● AIM
Below is a listing; reproduce each line of it exactly.

● SOURCE DATA
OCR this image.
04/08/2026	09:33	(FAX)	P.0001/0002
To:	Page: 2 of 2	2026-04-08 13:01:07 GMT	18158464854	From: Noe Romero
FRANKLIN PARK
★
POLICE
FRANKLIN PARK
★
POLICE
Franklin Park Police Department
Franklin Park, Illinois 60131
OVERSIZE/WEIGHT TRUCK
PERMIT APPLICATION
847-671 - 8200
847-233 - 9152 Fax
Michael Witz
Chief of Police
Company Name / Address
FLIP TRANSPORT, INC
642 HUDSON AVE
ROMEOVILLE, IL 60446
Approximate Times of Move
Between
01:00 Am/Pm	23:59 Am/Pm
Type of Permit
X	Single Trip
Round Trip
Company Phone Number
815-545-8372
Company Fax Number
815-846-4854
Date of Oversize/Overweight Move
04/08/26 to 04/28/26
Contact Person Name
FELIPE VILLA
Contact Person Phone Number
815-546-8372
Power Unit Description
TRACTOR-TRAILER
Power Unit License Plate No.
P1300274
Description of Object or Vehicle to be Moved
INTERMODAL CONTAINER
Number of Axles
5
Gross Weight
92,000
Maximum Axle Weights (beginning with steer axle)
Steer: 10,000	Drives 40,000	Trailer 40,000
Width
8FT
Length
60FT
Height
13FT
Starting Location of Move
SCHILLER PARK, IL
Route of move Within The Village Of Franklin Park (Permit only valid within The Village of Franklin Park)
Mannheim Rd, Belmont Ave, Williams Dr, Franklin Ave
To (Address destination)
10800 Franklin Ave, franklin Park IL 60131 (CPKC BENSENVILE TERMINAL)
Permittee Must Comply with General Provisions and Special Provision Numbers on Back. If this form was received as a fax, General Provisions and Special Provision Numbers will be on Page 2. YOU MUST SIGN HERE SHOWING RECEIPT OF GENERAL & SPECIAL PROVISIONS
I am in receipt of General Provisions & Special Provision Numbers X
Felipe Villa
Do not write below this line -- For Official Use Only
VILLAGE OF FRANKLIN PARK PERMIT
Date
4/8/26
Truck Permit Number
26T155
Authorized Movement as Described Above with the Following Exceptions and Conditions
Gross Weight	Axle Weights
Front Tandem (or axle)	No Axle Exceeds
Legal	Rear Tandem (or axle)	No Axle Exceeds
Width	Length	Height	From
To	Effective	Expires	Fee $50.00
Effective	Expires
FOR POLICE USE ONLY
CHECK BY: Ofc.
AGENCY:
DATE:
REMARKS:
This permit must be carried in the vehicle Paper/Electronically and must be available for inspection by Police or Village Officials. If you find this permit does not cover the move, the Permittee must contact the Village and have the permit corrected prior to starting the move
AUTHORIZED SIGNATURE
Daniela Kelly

● FINISHED EXERCISE
OCR this image.
04/08/2026	09:33	(FAX)	P.0001/0002
To:	Page: 2 of 2	2026-04-08 13:01:07 GMT	18158464854	From: Noe Romero
FRANKLIN PARK
★
POLICE
FRANKLIN PARK
★
POLICE
Franklin Park Police Department
Franklin Park, Illinois 60131
OVERSIZE/WEIGHT TRUCK
PERMIT APPLICATION
847-671 - 8200
847-233 - 9152 Fax
Michael Witz
Chief of Police
Company Name / Address
FLIP TRANSPORT, INC
642 HUDSON AVE
ROMEOVILLE, IL 60446
Approximate Times of Move
Between
01:00 Am/Pm	23:59 Am/Pm
Type of Permit
X	Single Trip
Round Trip
Company Phone Number
815-545-8372
Company Fax Number
815-846-4854
Date of Oversize/Overweight Move
04/08/26 to 04/28/26
Contact Person Name
FELIPE VILLA
Contact Person Phone Number
815-546-8372
Power Unit Description
TRACTOR-TRAILER
Power Unit License Plate No.
P1300274
Description of Object or Vehicle to be Moved
INTERMODAL CONTAINER
Number of Axles
5
Gross Weight
92,000
Maximum Axle Weights (beginning with steer axle)
Steer: 10,000	Drives 40,000	Trailer 40,000
Width
8FT
Length
60FT
Height
13FT
Starting Location of Move
SCHILLER PARK, IL
Route of move Within The Village Of Franklin Park (Permit only valid within The Village of Franklin Park)
Mannheim Rd, Belmont Ave, Williams Dr, Franklin Ave
To (Address destination)
10800 Franklin Ave, franklin Park IL 60131 (CPKC BENSENVILE TERMINAL)
Permittee Must Comply with General Provisions and Special Provision Numbers on Back. If this form was received as a fax, General Provisions and Special Provision Numbers will be on Page 2. YOU MUST SIGN HERE SHOWING RECEIPT OF GENERAL & SPECIAL PROVISIONS
I am in receipt of General Provisions & Special Provision Numbers X
Felipe Villa
Do not write below this line -- For Official Use Only
VILLAGE OF FRANKLIN PARK PERMIT
Date
4/8/26
Truck Permit Number
26T155
Authorized Movement as Described Above with the Following Exceptions and Conditions
Gross Weight	Axle Weights
Front Tandem (or axle)	No Axle Exceeds
Legal	Rear Tandem (or axle)	No Axle Exceeds
Width	Length	Height	From
To	Effective	Expires	Fee $50.00
Effective	Expires
FOR POLICE USE ONLY
CHECK BY: Ofc.
AGENCY:
DATE:
REMARKS:
This permit must be carried in the vehicle Paper/Electronically and must be available for inspection by Police or Village Officials. If you find this permit does not cover the move, the Permittee must contact the Village and have the permit corrected prior to starting the move
AUTHORIZED SIGNATURE
Daniela Kelly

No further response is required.